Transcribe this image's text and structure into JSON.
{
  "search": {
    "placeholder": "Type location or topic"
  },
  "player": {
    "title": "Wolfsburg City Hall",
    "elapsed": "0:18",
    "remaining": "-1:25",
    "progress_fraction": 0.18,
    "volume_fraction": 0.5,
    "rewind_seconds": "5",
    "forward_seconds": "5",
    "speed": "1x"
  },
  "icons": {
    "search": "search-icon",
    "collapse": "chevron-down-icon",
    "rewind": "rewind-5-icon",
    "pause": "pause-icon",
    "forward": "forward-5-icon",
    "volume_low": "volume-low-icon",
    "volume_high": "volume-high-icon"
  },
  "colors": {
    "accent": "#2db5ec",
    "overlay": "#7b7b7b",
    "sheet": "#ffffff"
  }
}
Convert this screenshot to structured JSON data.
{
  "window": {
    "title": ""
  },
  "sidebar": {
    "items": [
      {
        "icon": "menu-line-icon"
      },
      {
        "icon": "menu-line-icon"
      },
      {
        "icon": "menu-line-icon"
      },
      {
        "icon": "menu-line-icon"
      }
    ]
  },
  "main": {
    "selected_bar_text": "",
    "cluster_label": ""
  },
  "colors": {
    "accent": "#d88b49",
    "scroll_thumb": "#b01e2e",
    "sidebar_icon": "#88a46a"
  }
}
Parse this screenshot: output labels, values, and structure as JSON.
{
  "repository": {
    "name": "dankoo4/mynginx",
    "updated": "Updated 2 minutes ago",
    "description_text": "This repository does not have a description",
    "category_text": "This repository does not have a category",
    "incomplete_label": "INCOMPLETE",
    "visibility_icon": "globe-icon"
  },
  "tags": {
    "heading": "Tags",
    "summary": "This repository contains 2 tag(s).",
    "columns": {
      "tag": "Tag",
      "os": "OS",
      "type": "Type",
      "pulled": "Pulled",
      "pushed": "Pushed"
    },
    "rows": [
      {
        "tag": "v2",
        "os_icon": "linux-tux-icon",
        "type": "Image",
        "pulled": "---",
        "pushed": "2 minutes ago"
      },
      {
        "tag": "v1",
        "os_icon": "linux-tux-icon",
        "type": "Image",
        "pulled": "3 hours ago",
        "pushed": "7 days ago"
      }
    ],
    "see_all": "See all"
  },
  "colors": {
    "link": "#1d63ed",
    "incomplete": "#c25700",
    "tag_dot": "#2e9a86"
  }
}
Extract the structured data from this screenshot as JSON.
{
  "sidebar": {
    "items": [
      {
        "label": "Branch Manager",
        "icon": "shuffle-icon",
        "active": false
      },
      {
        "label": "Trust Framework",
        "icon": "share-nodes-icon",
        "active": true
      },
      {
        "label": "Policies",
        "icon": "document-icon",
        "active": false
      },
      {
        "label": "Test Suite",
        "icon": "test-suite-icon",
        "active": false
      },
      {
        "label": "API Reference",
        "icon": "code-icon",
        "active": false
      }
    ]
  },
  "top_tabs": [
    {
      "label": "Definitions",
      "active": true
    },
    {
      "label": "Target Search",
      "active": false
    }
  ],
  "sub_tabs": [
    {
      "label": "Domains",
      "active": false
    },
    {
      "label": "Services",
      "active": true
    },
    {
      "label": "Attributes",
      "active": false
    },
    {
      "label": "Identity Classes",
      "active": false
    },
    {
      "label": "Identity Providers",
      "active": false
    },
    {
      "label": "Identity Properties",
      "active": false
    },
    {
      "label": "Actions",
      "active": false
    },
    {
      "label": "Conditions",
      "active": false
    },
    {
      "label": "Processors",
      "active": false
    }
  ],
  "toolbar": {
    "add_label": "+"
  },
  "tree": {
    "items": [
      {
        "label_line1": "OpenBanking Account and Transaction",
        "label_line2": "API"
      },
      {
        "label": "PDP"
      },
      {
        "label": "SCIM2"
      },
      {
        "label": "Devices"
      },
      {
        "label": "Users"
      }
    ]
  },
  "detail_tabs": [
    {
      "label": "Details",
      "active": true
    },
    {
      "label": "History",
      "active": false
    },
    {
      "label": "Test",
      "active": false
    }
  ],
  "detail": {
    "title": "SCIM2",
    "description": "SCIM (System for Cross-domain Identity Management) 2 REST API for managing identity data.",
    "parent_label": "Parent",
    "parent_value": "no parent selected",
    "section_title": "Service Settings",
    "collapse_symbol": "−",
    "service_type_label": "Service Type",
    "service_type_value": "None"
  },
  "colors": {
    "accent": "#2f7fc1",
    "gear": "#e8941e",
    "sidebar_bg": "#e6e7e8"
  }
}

- **AIM**
Lines holding the word "data" in the entries above are the ones to pull out. Copy them all.

- **EXERCISE SOLUTION**
Convert this screenshot to structured JSON data.
Extract the structured data from this screenshot as JSON.
    "description": "SCIM (System for Cross-domain Identity Management) 2 REST API for managing identity data.",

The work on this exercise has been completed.